→ **EXTRAIT DE PAGE**:
===============

Toutefois, j’aurais aimé vous dire que cette histoire est fausse, mais non. Elle est vraie, puisque je vous la raconte. C’est moi qui en suis la protagoniste.
J’enseigne dans deux Centres de Services scolaires (CSS) de la grande région montréalaise. Cette année pour la rentrée, mes services ont été retenus par l’un d’entre eux. Je préfère conserver son anonymat. Je reviens d’un congé sans solde d’un an et demi. Je me suis fait attaquer par un élève dans mon autre CSS. (Mais c’est une autre histoire).
Le matin du 28 août, la répartitrice m’a téléphoné pour me demander si j’étais disponible pour la journée. Je l’étais. Alors, je me suis rendu à l’école à laquelle elle m’a attitré. Jusqu’à ce moment-là, ma rentrée 2020 se passait à merveille, mon retour sur le terrain était un charme. Le cauchemar était sur le point de se produire.
Je me suis rendue à l’école, la répartitrice m’avait téléphoné tard le matin même. Je me suis débattue avec la direction pour avoir droit à mes équipements de protection individuelle (2 masques de procédure et une visière), puisque je coûte trop cher en protection pour y avoir droit comme les autres.
Je gagne enfin ma classe.
Heureusement, j’avais mes masques dans mon sac à dos. C’est ce que je vais mettre pour la journée.
À mon arrivée dans la classe, mes élèves y étaient déjà depuis un bon vingt minutes. Dans un premier temps, j’apprends que ceux-ci n’ont pas de titulaire pour l’année qui débute.
Ensuite, je constate qu’ils y étaient assis au milieu d’un local entièrement vide. Oui, oui, il était aussi vide que lors de la fin de l’année précédente. Que suis-je censé faire ? Je ne voulais pas les traumatiser.
Ils commençaient la grande aventure du monde scolaire avec rien sauf un sac à dos et une boite à lunch. Il me manquait du mobilier qui arrivait dans la semaine après la rentrée. Je n’avais pas de matériel didactique non plus, mon tableau numérique intelligent ne fonctionnait pas.
La direction est venue me voir dans ma classe après mon arrivée presque triomphale aux yeux de mes élèves (digne de celle de WonderWoman) pour me confirmer les commandes que j’allais recevoir durant la semaine.

===============

→ **DONNÉES ENREGISTRÉES**:
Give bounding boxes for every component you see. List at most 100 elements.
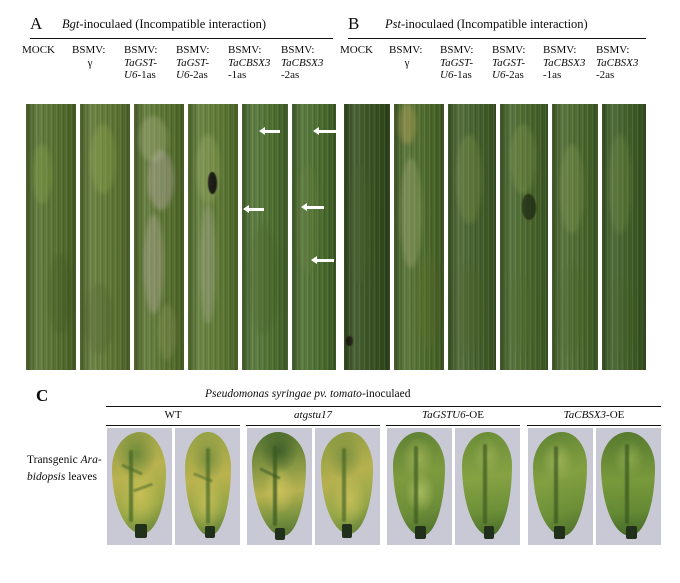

===============

→ **CONSIGNE**: Recopiez tel quel le passage du récit de la rentrée scolaire allant de « Ensuite, je constate » jusqu'à « ne fonctionnait pas. ».

→ **RÉPONSE**:
Ensuite, je constate qu’ils y étaient assis au milieu d’un local entièrement vide. Oui, oui, il était aussi vide que lors de la fin de l’année précédente. Que suis-je censé faire ? Je ne voulais pas les traumatiser.
Ils commençaient la grande aventure du monde scolaire avec rien sauf un sac à dos et une boite à lunch. Il me manquait du mobilier qui arrivait dans la semaine après la rentrée. Je n’avais pas de matériel didactique non plus, mon tableau numérique intelligent ne fonctionnait pas.